#### [Try it]
If a line of the material holds the string "matrimonios", please copy it.

#### [Provided records]

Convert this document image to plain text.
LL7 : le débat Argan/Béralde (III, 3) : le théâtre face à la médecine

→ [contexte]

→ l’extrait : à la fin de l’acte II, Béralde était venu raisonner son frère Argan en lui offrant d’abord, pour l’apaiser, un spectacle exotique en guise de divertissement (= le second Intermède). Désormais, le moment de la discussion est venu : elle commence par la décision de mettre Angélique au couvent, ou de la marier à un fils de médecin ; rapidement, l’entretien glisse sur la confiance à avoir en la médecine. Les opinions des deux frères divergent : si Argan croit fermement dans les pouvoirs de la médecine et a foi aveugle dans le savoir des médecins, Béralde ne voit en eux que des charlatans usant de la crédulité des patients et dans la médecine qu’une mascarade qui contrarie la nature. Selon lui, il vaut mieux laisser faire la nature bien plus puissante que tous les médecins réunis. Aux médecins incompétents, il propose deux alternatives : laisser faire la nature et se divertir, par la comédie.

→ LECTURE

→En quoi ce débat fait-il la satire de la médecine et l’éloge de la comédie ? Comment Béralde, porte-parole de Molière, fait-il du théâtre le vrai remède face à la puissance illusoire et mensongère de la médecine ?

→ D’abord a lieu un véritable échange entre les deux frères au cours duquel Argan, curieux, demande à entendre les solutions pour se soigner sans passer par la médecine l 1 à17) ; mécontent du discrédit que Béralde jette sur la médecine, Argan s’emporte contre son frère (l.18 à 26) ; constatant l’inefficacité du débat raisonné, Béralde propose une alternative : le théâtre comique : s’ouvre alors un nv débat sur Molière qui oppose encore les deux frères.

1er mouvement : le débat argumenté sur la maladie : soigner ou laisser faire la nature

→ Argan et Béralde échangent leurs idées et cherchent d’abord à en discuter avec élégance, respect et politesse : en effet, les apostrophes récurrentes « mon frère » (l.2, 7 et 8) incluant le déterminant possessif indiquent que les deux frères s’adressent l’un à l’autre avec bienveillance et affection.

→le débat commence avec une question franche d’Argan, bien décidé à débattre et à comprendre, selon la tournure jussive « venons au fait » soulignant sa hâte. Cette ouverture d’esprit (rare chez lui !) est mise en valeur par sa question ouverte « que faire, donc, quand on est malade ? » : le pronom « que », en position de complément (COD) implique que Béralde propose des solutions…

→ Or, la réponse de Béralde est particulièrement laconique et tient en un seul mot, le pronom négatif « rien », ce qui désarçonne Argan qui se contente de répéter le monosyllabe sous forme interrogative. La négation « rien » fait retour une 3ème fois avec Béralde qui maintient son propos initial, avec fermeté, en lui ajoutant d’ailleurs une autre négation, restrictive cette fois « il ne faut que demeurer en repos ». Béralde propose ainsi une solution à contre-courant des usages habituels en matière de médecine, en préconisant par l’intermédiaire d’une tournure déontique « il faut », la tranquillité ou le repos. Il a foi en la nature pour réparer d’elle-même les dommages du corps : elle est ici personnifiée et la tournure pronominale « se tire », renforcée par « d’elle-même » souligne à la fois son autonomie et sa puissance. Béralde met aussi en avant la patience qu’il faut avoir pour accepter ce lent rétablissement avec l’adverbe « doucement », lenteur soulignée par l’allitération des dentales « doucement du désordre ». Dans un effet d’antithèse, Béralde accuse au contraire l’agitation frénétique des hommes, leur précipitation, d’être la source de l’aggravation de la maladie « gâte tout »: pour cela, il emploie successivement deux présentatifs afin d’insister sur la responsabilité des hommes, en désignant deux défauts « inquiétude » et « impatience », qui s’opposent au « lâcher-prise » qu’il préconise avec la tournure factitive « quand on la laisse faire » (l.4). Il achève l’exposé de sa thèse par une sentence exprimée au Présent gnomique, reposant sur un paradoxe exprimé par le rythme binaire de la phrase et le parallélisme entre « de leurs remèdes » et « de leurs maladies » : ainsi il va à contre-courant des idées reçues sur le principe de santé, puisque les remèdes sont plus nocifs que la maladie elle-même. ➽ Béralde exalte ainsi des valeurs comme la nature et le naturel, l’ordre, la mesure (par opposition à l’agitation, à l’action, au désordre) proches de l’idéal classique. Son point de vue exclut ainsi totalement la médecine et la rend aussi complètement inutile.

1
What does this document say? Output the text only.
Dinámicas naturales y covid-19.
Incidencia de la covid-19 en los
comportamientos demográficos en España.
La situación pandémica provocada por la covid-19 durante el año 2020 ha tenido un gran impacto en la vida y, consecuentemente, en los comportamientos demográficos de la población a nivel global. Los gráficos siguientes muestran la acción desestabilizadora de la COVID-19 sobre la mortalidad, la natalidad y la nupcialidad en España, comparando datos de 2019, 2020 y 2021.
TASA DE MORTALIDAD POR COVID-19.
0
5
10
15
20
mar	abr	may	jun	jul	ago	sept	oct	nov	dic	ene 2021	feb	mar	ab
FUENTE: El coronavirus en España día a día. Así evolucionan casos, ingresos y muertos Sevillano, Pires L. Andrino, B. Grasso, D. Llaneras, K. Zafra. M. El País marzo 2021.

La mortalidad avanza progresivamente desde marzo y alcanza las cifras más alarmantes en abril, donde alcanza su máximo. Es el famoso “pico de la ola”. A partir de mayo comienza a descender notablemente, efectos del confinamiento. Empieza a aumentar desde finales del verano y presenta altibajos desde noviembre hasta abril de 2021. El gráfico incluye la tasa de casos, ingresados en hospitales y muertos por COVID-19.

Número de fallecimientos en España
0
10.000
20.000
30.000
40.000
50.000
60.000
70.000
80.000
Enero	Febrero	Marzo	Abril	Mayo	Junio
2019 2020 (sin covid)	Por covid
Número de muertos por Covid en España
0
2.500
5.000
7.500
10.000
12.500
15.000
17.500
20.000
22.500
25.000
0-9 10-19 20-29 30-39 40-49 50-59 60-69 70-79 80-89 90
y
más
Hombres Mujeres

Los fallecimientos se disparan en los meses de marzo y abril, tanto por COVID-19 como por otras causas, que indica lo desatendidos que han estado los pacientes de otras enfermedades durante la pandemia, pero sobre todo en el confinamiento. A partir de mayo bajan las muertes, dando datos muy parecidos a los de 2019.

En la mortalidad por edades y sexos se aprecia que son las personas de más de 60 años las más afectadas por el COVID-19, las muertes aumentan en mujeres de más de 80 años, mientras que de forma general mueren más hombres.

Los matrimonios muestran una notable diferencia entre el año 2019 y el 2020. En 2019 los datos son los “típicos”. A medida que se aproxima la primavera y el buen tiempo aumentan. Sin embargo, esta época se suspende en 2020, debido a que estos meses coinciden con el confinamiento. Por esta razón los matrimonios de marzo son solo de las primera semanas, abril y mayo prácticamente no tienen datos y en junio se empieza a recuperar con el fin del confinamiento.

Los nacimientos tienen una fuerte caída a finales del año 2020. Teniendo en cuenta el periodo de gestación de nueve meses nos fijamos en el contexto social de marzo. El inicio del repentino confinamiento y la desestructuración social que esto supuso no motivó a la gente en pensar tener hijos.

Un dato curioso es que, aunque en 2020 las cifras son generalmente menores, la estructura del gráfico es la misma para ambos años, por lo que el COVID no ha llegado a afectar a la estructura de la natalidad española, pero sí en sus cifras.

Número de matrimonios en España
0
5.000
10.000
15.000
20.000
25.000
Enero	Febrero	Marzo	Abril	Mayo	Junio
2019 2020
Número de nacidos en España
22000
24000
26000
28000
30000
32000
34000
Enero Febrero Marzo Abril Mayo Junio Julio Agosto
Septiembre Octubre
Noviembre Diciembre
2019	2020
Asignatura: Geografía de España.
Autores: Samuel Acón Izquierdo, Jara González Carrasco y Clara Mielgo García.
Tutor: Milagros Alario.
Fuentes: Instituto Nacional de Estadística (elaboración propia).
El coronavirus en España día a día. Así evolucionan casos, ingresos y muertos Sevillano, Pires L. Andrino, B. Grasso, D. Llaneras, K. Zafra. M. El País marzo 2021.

#### [Finished task]
Los matrimonios muestran una notable diferencia entre el año 2019 y el 2020. En 2019 los datos son los “típicos”. A medida que se aproxima la primavera y el buen tiempo aumentan. Sin embargo, esta época se suspende en 2020, debido a que estos meses coinciden con el confinamiento. Por esta razón los matrimonios de marzo son solo de las primera semanas, abril y mayo prácticamente no tienen datos y en junio se empieza a recuperar con el fin del confinamiento.
Número de matrimonios en España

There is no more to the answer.